>>>>>
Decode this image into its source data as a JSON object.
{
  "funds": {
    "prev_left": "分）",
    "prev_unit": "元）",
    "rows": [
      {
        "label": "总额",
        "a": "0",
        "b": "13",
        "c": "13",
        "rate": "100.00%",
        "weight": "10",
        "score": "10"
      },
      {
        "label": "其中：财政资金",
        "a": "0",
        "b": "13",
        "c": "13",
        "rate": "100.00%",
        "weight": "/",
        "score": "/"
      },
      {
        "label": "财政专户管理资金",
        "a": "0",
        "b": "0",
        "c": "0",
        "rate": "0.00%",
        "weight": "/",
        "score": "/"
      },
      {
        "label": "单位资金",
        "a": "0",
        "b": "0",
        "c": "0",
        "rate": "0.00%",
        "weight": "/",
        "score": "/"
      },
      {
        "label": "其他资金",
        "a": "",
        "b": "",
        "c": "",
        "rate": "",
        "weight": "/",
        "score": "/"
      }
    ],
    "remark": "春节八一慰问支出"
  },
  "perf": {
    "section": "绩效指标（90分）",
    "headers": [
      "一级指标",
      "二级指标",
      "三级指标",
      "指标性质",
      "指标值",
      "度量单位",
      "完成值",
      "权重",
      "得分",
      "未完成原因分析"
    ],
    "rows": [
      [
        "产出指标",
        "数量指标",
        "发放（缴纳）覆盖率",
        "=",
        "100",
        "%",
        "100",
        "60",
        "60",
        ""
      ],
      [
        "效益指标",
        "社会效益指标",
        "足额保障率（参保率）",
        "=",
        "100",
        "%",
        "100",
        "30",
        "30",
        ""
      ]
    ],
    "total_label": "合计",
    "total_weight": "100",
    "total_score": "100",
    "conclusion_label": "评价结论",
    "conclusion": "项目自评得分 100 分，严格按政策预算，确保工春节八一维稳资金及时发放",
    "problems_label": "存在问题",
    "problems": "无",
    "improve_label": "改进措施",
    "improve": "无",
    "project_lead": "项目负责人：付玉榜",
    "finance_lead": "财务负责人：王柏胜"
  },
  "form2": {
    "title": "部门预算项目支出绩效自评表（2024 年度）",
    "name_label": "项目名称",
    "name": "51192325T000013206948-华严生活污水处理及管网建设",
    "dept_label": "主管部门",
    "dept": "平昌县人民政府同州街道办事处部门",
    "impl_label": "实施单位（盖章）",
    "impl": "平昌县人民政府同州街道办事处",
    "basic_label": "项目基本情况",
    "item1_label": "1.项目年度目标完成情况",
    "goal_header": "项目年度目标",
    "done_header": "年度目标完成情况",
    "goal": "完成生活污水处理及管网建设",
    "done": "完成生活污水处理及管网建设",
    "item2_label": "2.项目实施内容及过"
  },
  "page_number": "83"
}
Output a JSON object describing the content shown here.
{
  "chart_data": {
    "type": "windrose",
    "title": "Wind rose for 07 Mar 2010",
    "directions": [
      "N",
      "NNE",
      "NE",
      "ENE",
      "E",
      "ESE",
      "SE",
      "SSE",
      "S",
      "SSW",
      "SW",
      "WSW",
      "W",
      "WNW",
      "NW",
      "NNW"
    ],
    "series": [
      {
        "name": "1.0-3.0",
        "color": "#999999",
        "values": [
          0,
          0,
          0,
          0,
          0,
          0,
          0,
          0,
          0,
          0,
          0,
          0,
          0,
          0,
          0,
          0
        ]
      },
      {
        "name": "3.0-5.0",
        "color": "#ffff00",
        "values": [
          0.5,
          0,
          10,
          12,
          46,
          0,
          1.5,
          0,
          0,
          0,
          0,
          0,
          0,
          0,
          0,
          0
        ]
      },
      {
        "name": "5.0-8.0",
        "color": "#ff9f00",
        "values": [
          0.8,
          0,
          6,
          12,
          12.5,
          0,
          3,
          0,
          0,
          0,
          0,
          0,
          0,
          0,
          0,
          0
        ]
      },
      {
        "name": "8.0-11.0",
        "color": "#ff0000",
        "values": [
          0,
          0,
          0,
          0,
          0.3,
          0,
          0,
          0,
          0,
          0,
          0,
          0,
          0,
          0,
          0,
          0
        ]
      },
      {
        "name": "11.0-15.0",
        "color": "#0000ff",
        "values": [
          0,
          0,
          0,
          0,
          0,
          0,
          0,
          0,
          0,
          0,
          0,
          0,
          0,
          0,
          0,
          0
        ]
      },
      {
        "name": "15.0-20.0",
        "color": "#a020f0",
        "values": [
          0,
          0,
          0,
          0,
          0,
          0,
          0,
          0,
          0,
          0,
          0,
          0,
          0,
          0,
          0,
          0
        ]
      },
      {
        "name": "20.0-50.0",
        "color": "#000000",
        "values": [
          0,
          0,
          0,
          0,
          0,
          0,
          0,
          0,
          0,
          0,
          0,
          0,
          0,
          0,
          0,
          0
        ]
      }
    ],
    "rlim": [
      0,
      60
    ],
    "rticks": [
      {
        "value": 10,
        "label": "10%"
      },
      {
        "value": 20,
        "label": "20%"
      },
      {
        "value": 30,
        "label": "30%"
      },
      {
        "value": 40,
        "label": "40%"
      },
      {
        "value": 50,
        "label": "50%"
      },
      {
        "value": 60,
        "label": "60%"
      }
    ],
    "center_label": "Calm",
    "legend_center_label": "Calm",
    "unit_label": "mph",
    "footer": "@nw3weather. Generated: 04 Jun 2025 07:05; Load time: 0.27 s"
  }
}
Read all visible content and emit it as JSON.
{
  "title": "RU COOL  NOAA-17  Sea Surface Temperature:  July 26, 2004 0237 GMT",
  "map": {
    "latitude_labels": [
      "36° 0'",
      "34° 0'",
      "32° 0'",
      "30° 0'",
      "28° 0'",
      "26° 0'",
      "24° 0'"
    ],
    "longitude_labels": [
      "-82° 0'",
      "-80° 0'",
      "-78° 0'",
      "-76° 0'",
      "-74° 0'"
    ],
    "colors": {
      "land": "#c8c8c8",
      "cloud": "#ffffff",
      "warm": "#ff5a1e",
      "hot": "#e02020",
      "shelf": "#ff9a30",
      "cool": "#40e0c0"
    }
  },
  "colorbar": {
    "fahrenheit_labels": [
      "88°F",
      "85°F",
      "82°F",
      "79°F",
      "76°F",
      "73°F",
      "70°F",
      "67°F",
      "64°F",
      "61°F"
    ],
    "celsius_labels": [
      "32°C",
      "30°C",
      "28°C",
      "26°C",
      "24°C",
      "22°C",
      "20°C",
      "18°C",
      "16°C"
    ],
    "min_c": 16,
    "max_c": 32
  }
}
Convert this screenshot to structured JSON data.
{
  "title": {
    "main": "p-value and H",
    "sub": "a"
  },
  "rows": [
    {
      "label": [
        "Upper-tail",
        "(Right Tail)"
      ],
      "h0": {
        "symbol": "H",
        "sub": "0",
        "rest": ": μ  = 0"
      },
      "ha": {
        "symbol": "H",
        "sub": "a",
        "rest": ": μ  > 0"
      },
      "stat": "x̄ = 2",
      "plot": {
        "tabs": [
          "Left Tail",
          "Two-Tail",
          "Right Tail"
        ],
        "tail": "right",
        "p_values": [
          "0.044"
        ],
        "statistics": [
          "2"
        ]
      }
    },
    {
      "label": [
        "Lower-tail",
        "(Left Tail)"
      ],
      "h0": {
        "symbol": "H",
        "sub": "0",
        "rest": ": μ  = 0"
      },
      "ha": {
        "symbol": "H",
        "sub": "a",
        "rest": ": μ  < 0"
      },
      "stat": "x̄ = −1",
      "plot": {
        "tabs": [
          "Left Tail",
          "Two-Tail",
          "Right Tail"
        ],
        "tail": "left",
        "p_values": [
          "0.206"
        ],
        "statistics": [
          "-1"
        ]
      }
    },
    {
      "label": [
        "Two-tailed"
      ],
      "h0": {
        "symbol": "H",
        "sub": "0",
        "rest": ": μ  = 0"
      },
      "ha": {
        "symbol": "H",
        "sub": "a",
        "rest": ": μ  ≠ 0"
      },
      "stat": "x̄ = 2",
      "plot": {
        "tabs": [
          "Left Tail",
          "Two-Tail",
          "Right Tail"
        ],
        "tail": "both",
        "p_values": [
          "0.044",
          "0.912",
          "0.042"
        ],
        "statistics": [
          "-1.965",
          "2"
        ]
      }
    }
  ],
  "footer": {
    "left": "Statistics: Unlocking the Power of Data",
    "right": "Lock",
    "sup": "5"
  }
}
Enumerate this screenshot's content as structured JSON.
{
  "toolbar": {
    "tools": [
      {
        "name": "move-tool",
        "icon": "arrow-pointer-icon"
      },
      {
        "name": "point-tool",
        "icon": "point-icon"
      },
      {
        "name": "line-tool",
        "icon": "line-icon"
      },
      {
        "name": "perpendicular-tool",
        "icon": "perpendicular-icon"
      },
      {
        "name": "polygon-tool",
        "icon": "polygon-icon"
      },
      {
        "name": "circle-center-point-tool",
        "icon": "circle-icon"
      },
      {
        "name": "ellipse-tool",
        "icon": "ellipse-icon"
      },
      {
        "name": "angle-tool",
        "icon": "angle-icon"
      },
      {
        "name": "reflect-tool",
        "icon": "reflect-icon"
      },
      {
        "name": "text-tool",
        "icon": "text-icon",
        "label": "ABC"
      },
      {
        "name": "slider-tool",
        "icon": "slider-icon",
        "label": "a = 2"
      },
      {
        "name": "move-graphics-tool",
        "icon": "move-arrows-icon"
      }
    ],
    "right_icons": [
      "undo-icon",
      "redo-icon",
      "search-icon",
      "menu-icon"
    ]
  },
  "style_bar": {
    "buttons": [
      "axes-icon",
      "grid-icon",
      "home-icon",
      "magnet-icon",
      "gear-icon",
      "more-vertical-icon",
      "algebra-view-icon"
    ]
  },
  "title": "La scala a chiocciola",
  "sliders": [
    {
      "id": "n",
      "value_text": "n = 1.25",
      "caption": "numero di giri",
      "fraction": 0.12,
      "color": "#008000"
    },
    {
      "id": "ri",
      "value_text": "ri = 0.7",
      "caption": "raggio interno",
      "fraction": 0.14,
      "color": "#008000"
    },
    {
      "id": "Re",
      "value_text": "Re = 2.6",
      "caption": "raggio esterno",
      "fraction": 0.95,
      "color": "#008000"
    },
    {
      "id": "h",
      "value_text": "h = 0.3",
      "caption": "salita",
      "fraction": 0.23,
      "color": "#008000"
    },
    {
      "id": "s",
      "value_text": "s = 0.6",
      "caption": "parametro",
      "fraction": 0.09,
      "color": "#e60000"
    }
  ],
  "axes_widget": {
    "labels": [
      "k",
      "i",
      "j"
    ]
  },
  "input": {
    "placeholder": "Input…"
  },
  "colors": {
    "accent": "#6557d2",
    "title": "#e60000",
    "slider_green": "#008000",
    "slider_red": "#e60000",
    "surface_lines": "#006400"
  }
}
<<<<<
• _Written task_
Look through the data and show every line containing "screenshot".

• _Solution for this task_
Convert this screenshot to structured JSON data.
Enumerate this screenshot's content as structured JSON.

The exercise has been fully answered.